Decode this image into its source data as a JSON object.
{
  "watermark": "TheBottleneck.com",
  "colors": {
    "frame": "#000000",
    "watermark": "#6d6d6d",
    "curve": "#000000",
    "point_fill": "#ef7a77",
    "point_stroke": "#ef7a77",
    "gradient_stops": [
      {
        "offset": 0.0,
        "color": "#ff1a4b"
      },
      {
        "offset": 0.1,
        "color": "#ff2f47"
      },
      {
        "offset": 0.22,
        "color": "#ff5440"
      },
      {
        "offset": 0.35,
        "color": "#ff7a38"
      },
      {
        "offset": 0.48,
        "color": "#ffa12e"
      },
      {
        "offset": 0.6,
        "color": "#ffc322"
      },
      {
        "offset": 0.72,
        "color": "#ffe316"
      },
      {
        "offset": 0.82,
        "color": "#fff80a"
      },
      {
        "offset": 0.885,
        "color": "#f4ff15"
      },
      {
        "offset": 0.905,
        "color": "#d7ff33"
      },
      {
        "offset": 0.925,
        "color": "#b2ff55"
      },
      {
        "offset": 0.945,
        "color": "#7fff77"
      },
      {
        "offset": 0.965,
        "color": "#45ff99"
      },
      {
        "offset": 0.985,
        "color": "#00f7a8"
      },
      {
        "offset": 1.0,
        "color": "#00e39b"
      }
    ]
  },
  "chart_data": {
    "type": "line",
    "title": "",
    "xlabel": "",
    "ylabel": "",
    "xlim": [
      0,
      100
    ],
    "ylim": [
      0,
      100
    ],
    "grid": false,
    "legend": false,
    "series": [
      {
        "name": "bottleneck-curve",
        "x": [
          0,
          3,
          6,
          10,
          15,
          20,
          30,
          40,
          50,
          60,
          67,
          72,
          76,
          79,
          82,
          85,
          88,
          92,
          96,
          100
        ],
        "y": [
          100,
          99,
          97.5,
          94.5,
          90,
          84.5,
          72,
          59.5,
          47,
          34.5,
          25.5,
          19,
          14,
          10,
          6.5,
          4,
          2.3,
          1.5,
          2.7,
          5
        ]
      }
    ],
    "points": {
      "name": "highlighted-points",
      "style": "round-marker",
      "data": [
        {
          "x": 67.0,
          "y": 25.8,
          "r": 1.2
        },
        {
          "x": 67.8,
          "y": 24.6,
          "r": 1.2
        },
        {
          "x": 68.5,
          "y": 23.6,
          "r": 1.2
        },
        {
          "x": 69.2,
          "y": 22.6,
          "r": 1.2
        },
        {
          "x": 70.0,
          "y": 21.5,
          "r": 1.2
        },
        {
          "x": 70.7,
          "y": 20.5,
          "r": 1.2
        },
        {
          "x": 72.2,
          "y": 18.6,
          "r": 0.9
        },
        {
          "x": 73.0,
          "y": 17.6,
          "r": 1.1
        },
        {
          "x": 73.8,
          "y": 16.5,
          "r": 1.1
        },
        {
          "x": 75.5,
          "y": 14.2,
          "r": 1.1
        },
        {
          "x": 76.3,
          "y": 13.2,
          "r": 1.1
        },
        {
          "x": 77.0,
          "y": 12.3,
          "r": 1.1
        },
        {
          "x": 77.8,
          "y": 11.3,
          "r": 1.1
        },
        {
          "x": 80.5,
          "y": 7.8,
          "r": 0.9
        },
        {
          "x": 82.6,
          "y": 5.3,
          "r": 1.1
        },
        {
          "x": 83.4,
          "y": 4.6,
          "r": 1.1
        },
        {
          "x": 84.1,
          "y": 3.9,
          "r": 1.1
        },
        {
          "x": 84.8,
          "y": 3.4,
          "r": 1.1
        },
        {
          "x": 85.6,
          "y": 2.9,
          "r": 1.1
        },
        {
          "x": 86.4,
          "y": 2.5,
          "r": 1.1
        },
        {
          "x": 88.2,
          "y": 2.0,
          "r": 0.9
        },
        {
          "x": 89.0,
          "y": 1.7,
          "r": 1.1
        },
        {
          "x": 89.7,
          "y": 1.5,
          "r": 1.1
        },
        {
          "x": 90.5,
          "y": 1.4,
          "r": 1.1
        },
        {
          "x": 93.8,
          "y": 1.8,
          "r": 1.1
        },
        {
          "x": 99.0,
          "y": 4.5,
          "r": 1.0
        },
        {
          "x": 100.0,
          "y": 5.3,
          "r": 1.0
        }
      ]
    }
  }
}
⁂
* The exercise: From the records above, extract each line exactly as shown.

* Full solution:
Decode this image into its source data as a JSON object.
{
  "watermark": "TheBottleneck.com",
  "colors": {
    "frame": "#000000",
    "watermark": "#6d6d6d",
    "curve": "#000000",
    "point_fill": "#ef7a77",
    "point_stroke": "#ef7a77",
    "gradient_stops": [
      {
        "offset": 0.0,
        "color": "#ff1a4b"
      },
      {
        "offset": 0.1,
        "color": "#ff2f47"
      },
      {
        "offset": 0.22,
        "color": "#ff5440"
      },
      {
        "offset": 0.35,
        "color": "#ff7a38"
      },
      {
        "offset": 0.48,
        "color": "#ffa12e"
      },
      {
        "offset": 0.6,
        "color": "#ffc322"
      },
      {
        "offset": 0.72,
        "color": "#ffe316"
      },
      {
        "offset": 0.82,
        "color": "#fff80a"
      },
      {
        "offset": 0.885,
        "color": "#f4ff15"
      },
      {
        "offset": 0.905,
        "color": "#d7ff33"
      },
      {
        "offset": 0.925,
        "color": "#b2ff55"
      },
      {
        "offset": 0.945,
        "color": "#7fff77"
      },
      {
        "offset": 0.965,
        "color": "#45ff99"
      },
      {
        "offset": 0.985,
        "color": "#00f7a8"
      },
      {
        "offset": 1.0,
        "color": "#00e39b"
      }
    ]
  },
  "chart_data": {
    "type": "line",
    "title": "",
    "xlabel": "",
    "ylabel": "",
    "xlim": [
      0,
      100
    ],
    "ylim": [
      0,
      100
    ],
    "grid": false,
    "legend": false,
    "series": [
      {
        "name": "bottleneck-curve",
        "x": [
          0,
          3,
          6,
          10,
          15,
          20,
          30,
          40,
          50,
          60,
          67,
          72,
          76,
          79,
          82,
          85,
          88,
          92,
          96,
          100
        ],
        "y": [
          100,
          99,
          97.5,
          94.5,
          90,
          84.5,
          72,
          59.5,
          47,
          34.5,
          25.5,
          19,
          14,
          10,
          6.5,
          4,
          2.3,
          1.5,
          2.7,
          5
        ]
      }
    ],
    "points": {
      "name": "highlighted-points",
      "style": "round-marker",
      "data": [
        {
          "x": 67.0,
          "y": 25.8,
          "r": 1.2
        },
        {
          "x": 67.8,
          "y": 24.6,
          "r": 1.2
        },
        {
          "x": 68.5,
          "y": 23.6,
          "r": 1.2
        },
        {
          "x": 69.2,
          "y": 22.6,
          "r": 1.2
        },
        {
          "x": 70.0,
          "y": 21.5,
          "r": 1.2
        },
        {
          "x": 70.7,
          "y": 20.5,
          "r": 1.2
        },
        {
          "x": 72.2,
          "y": 18.6,
          "r": 0.9
        },
        {
          "x": 73.0,
          "y": 17.6,
          "r": 1.1
        },
        {
          "x": 73.8,
          "y": 16.5,
          "r": 1.1
        },
        {
          "x": 75.5,
          "y": 14.2,
          "r": 1.1
        },
        {
          "x": 76.3,
          "y": 13.2,
          "r": 1.1
        },
        {
          "x": 77.0,
          "y": 12.3,
          "r": 1.1
        },
        {
          "x": 77.8,
          "y": 11.3,
          "r": 1.1
        },
        {
          "x": 80.5,
          "y": 7.8,
          "r": 0.9
        },
        {
          "x": 82.6,
          "y": 5.3,
          "r": 1.1
        },
        {
          "x": 83.4,
          "y": 4.6,
          "r": 1.1
        },
        {
          "x": 84.1,
          "y": 3.9,
          "r": 1.1
        },
        {
          "x": 84.8,
          "y": 3.4,
          "r": 1.1
        },
        {
          "x": 85.6,
          "y": 2.9,
          "r": 1.1
        },
        {
          "x": 86.4,
          "y": 2.5,
          "r": 1.1
        },
        {
          "x": 88.2,
          "y": 2.0,
          "r": 0.9
        },
        {
          "x": 89.0,
          "y": 1.7,
          "r": 1.1
        },
        {
          "x": 89.7,
          "y": 1.5,
          "r": 1.1
        },
        {
          "x": 90.5,
          "y": 1.4,
          "r": 1.1
        },
        {
          "x": 93.8,
          "y": 1.8,
          "r": 1.1
        },
        {
          "x": 99.0,
          "y": 4.5,
          "r": 1.0
        },
        {
          "x": 100.0,
          "y": 5.3,
          "r": 1.0
        }
      ]
    }
  }
}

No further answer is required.